Objectif 1
Citez sans aucune modification le passage de l'extrait fourni qui commence aux mots « Procédure devant la » et s'arrête après les mots « du code de justice administrative. ».

Extrait fourni
· · · ·

Procédure devant la Cour :
Par une requête enregistrée le 8 janvier 2014, la SAS Résidence Notre Dame, représentée par Me A..., demande à la Cour :
1°) d'annuler ce jugement du tribunal administratif de Nîmes du 7 novembre 2013 ;
2°) de lui accorder la décharge et le remboursement demandés ;
3°) de mettre à la charge de l'Etat la somme de 500 euros en application de l'article L. 761-1 du code de justice administrative.
Elle soutient que les dispositions des huit premiers alinéas du paragraphe III de l'article 1600 du code général des impôts et le paragraphe II de l'article 39 de la loi n° 2012-958 du 16 août 2012 de finances rectificative pour 2012 portent atteinte à l'article 1er du premier protocole additionnel à la convention européenne de sauvegarde des droits de l'homme et des libertés fondamentales de même qu'à l'article 6 paragraphe 1 de cette même convention.
Par un mémoire en défense enregistré le 28 mai 2014, le ministre des finances et des comptes publics conclut au rejet de la requête.
Il soutient que les moyens soulevés par la SAS Résidence Notre Dame ne sont pas fondés.
Vu les autres pièces du dossier.
Vu :
- la Constitution, notamment ses articles 34 et 61-1 ;
- la convention européenne de sauvegarde des droits de l'homme et des libertés fondamentales et son premier protocole additionnel ;
- la loi n° 2010-1658 du 29 décembre 2010 de finances rectificative pour 2010 ;
- la loi n° 2011-1978 du 28 décembre 2011 de finances rectificative pour 2011 ;
- la loi n° 2012-958 du 16 août 2012 de finances rectificative pour 2012 et notamment son article 39 ;
- les décisions du Conseil constitutionnel n° 2012-298 QPC du 28 mars 2013 et n° 2013-327 QPC du 21 juin 2013 ;
- le code général des impôts et le livre des procédures fiscales ;
- le code de justice administrative.
Les parties ont été régulièrement averties du jour de l'audience.
Après avoir entendu au cours de l'audience publique :
- le rapport de Mme Markarian,
- et les conclusions de M. Maury, rapporteur public.

· · · ·

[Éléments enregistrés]
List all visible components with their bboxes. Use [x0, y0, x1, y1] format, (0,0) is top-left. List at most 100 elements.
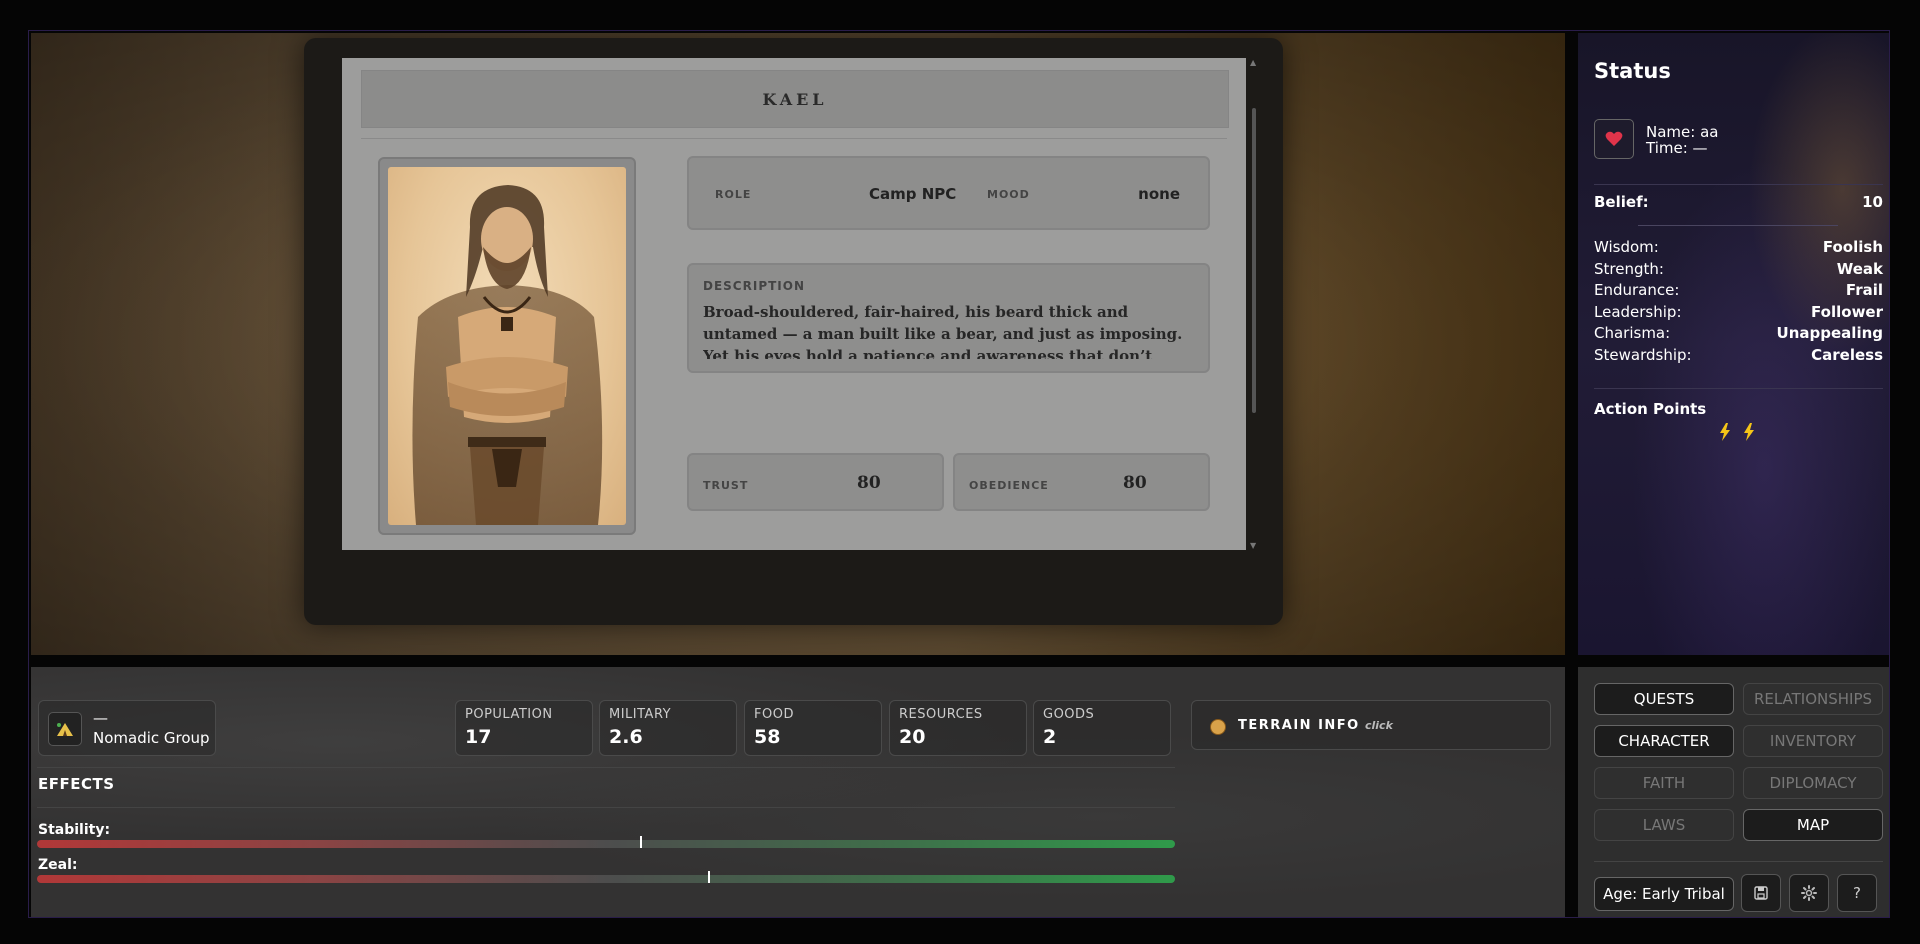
gear-icon — [1801, 885, 1817, 901]
attribute-value: Careless — [1811, 346, 1883, 364]
help-button[interactable]: ? — [1837, 874, 1877, 912]
attribute-label: Leadership: — [1594, 303, 1682, 321]
stability-label: Stability: — [38, 822, 111, 838]
attribute-label: Strength: — [1594, 260, 1664, 278]
attribute-label: Stewardship: — [1594, 346, 1692, 364]
trust-label: TRUST — [703, 479, 749, 492]
tab-relationships[interactable]: RELATIONSHIPS — [1743, 683, 1883, 715]
obedience-box: OBEDIENCE 80 — [953, 453, 1210, 511]
scroll-down-icon[interactable]: ▼ — [1250, 541, 1256, 550]
settings-button[interactable] — [1789, 874, 1829, 912]
dialog-content: KAEL ROLE Camp NPC MOOD none DESCRIPTION… — [342, 58, 1246, 550]
tab-inventory[interactable]: INVENTORY — [1743, 725, 1883, 757]
save-icon — [1754, 886, 1768, 900]
tent-icon — [57, 723, 73, 736]
attribute-row: Charisma: Unappealing — [1594, 324, 1883, 342]
attribute-value: Unappealing — [1776, 324, 1883, 342]
role-mood-box: ROLE Camp NPC MOOD none — [687, 156, 1210, 230]
lightning-icon — [1744, 423, 1754, 441]
status-title: Status — [1594, 59, 1671, 83]
portrait-sketch — [412, 185, 603, 525]
bottom-bar: — Nomadic Group POPULATION 17 MILITARY 2… — [31, 667, 1565, 917]
action-points-label: Action Points — [1594, 400, 1707, 418]
scroll-up-icon[interactable]: ▲ — [1250, 58, 1256, 67]
group-chip[interactable]: — Nomadic Group — [38, 700, 216, 756]
description-text: Broad-shouldered, fair-haired, his beard… — [703, 303, 1183, 359]
heart-icon — [1605, 131, 1623, 146]
role-value: Camp NPC — [869, 185, 957, 203]
stability-marker — [640, 836, 643, 848]
stat-label: GOODS — [1043, 707, 1095, 722]
status-panel: Status Name: aa Time: — Belief: 10 Wisdo… — [1578, 33, 1889, 655]
stat-value: 2 — [1043, 726, 1057, 748]
mood-value: none — [1138, 185, 1180, 203]
stat-label: MILITARY — [609, 707, 672, 722]
effects-title: EFFECTS — [38, 775, 115, 793]
stat-label: FOOD — [754, 707, 794, 722]
heart-button[interactable] — [1594, 119, 1634, 159]
stat-value: 2.6 — [609, 726, 643, 748]
description-box: DESCRIPTION Broad-shouldered, fair-haire… — [687, 263, 1210, 373]
scroll-thumb[interactable] — [1252, 108, 1256, 413]
attribute-label: Wisdom: — [1594, 238, 1659, 256]
obedience-value: 80 — [1123, 473, 1147, 493]
character-portrait — [388, 167, 626, 525]
terrain-icon — [1210, 719, 1226, 735]
tab-faith[interactable]: FAITH — [1594, 767, 1734, 799]
attribute-row: Endurance: Frail — [1594, 281, 1883, 299]
tab-diplomacy[interactable]: DIPLOMACY — [1743, 767, 1883, 799]
tab-quests[interactable]: QUESTS — [1594, 683, 1734, 715]
divider — [1594, 388, 1883, 389]
group-type: Nomadic Group — [93, 729, 210, 747]
tab-character[interactable]: CHARACTER — [1594, 725, 1734, 757]
stability-bar — [37, 836, 1175, 848]
zeal-marker — [708, 871, 711, 883]
belief-row: Belief: 10 — [1594, 193, 1883, 211]
divider — [1638, 225, 1838, 226]
attribute-value: Frail — [1845, 281, 1883, 299]
attribute-row: Strength: Weak — [1594, 260, 1883, 278]
divider — [361, 138, 1227, 139]
lightning-icon — [1720, 423, 1730, 441]
stat-goods: GOODS 2 — [1033, 700, 1171, 756]
role-label: ROLE — [715, 188, 752, 201]
stat-population: POPULATION 17 — [455, 700, 593, 756]
character-dialog: KAEL ROLE Camp NPC MOOD none DESCRIPTION… — [304, 38, 1283, 625]
divider — [1594, 861, 1883, 862]
terrain-hint: click — [1365, 719, 1393, 732]
tab-panel: QUESTS RELATIONSHIPS CHARACTER INVENTORY FAI… — [1578, 667, 1889, 917]
divider — [37, 767, 1175, 768]
mood-label: MOOD — [987, 188, 1030, 201]
attribute-value: Follower — [1811, 303, 1883, 321]
stat-label: POPULATION — [465, 707, 553, 722]
stat-food: FOOD 58 — [744, 700, 882, 756]
trust-box: TRUST 80 — [687, 453, 944, 511]
portrait-frame — [378, 157, 636, 535]
stat-military: MILITARY 2.6 — [599, 700, 737, 756]
stat-value: 17 — [465, 726, 492, 748]
zeal-bar — [37, 871, 1175, 883]
group-name: — — [93, 709, 108, 727]
belief-label: Belief: — [1594, 193, 1649, 211]
stat-value: 58 — [754, 726, 781, 748]
attribute-row: Leadership: Follower — [1594, 303, 1883, 321]
dialog-scrollbar[interactable]: ▲ ▼ — [1247, 58, 1261, 550]
terrain-info-button[interactable]: TERRAIN INFO click — [1191, 700, 1551, 750]
tab-laws[interactable]: LAWS — [1594, 809, 1734, 841]
player-time: Time: — — [1646, 139, 1708, 157]
main-view: KAEL ROLE Camp NPC MOOD none DESCRIPTION… — [31, 33, 1565, 655]
stat-value: 20 — [899, 726, 926, 748]
terrain-label: TERRAIN INFO — [1238, 718, 1360, 733]
tab-map[interactable]: MAP — [1743, 809, 1883, 841]
divider — [1594, 184, 1883, 185]
belief-value: 10 — [1862, 193, 1883, 211]
stat-label: RESOURCES — [899, 707, 983, 722]
trust-value: 80 — [857, 473, 881, 493]
divider — [37, 807, 1175, 808]
attribute-row: Wisdom: Foolish — [1594, 238, 1883, 256]
description-label: DESCRIPTION — [703, 279, 806, 293]
attribute-value: Weak — [1836, 260, 1883, 278]
age-display: Age: Early Tribal — [1594, 877, 1734, 911]
attribute-label: Endurance: — [1594, 281, 1680, 299]
save-button[interactable] — [1741, 874, 1781, 912]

· · · ·

Objectif 2
Reproduisez à l'identique les lignes enregistrées, en commençant à celle qui contient « gear-icon — [1801, 885, 1817, 901] » et en vous arrêtant après celle qui contient « mood-value: none — [1138, 185, 1180, 203] ».

Sortie complète 1
Procédure devant la Cour :
Par une requête enregistrée le 8 janvier 2014, la SAS Résidence Notre Dame, représentée par Me A..., demande à la Cour :
1°) d'annuler ce jugement du tribunal administratif de Nîmes du 7 novembre 2013 ;
2°) de lui accorder la décharge et le remboursement demandés ;
3°) de mettre à la charge de l'Etat la somme de 500 euros en application de l'article L. 761-1 du code de justice administrative.

Sortie complète 2
gear-icon — [1801, 885, 1817, 901]
attribute-value: Careless — [1811, 346, 1883, 364]
help-button[interactable]: ? — [1837, 874, 1877, 912]
attribute-label: Leadership: — [1594, 303, 1682, 321]
stability-label: Stability: — [38, 822, 111, 838]
attribute-label: Strength: — [1594, 260, 1664, 278]
attribute-label: Stewardship: — [1594, 346, 1692, 364]
trust-label: TRUST — [703, 479, 749, 492]
tab-relationships[interactable]: RELATIONSHIPS — [1743, 683, 1883, 715]
obedience-box: OBEDIENCE 80 — [953, 453, 1210, 511]
scroll-down-icon[interactable]: ▼ — [1250, 541, 1256, 550]
settings-button[interactable] — [1789, 874, 1829, 912]
dialog-content: KAEL ROLE Camp NPC MOOD none DESCRIPTION… — [342, 58, 1246, 550]
tab-inventory[interactable]: INVENTORY — [1743, 725, 1883, 757]
save-icon — [1754, 886, 1768, 900]
tent-icon — [57, 723, 73, 736]
attribute-row: Charisma: Unappealing — [1594, 324, 1883, 342]
attribute-value: Unappealing — [1776, 324, 1883, 342]
role-mood-box: ROLE Camp NPC MOOD none — [687, 156, 1210, 230]
lightning-icon — [1744, 423, 1754, 441]
status-title: Status — [1594, 59, 1671, 83]
portrait-sketch — [412, 185, 603, 525]
bottom-bar: — Nomadic Group POPULATION 17 MILITARY 2… — [31, 667, 1565, 917]
action-points-label: Action Points — [1594, 400, 1707, 418]
scroll-up-icon[interactable]: ▲ — [1250, 58, 1256, 67]
group-chip[interactable]: — Nomadic Group — [38, 700, 216, 756]
description-text: Broad-shouldered, fair-haired, his beard… — [703, 303, 1183, 359]
heart-icon — [1605, 131, 1623, 146]
role-value: Camp NPC — [869, 185, 957, 203]
stability-marker — [640, 836, 643, 848]
stat-label: GOODS — [1043, 707, 1095, 722]
status-panel: Status Name: aa Time: — Belief: 10 Wisdo… — [1578, 33, 1889, 655]
stat-value: 2 — [1043, 726, 1057, 748]
mood-value: none — [1138, 185, 1180, 203]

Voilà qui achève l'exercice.